**OBJECTIVE**
Track down every line below that holds "state" and copy it.

**DATASET ROWS**
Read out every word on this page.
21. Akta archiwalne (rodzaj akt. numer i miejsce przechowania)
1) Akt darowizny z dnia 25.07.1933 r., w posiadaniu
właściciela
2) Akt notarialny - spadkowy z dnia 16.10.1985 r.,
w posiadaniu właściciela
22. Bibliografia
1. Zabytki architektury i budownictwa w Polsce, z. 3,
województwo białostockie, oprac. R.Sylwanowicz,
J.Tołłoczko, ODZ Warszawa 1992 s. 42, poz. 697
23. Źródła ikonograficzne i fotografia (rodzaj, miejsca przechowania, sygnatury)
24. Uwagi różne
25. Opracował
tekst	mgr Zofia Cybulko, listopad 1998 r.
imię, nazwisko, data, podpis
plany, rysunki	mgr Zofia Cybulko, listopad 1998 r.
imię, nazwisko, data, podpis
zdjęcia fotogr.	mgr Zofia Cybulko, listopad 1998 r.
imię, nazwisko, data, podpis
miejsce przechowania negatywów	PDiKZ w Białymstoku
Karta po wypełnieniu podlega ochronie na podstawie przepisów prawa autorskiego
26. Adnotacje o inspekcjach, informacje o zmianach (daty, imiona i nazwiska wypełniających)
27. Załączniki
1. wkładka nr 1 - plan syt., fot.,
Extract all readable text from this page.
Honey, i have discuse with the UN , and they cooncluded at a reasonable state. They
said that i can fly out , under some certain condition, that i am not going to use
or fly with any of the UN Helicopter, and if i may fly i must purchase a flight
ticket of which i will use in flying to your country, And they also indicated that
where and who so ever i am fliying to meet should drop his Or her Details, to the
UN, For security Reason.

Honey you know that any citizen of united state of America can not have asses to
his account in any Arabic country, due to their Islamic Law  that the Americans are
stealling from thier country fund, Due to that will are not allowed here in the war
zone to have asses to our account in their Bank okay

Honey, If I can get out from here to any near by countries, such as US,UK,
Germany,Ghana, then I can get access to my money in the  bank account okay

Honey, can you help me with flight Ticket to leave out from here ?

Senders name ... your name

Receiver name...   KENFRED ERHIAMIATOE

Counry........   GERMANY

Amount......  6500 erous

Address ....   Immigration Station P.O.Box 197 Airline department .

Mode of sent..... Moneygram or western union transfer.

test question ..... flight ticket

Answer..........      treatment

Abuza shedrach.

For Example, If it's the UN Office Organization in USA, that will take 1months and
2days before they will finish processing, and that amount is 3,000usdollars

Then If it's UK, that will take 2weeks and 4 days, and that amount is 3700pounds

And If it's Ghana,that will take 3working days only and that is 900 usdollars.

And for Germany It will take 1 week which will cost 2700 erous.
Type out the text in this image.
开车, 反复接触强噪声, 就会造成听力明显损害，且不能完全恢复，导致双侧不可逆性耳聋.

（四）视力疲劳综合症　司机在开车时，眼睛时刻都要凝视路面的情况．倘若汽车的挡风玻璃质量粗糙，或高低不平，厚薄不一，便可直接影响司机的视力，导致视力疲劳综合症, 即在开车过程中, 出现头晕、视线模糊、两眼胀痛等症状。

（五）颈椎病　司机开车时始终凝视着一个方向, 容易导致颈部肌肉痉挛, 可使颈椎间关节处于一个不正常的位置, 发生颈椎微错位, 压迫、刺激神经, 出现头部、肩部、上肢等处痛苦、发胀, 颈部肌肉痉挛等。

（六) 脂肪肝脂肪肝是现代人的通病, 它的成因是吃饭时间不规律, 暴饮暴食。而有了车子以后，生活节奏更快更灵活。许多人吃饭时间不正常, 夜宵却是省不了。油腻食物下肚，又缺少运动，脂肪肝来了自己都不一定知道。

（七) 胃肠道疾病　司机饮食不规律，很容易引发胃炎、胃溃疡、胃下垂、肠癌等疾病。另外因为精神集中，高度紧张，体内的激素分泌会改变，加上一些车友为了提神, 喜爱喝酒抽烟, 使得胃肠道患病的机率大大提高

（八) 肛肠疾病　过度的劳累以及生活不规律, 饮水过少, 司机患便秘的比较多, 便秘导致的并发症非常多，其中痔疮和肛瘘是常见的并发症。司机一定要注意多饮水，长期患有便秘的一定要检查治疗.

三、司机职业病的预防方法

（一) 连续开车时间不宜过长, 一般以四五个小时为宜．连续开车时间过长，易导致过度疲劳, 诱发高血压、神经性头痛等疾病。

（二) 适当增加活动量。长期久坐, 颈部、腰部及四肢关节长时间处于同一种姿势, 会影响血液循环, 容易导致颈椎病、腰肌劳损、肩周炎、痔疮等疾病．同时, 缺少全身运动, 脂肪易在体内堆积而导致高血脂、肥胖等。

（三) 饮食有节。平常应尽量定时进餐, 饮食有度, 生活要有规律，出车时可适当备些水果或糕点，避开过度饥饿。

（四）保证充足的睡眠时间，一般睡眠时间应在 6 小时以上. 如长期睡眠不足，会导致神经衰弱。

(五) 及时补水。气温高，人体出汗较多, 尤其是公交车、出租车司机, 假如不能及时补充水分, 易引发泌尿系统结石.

**SOLUTION FOR THIS PROBLEM**
Honey, i have discuse with the UN , and they cooncluded at a reasonable state. They
Honey you know that any citizen of united state of America can not have asses to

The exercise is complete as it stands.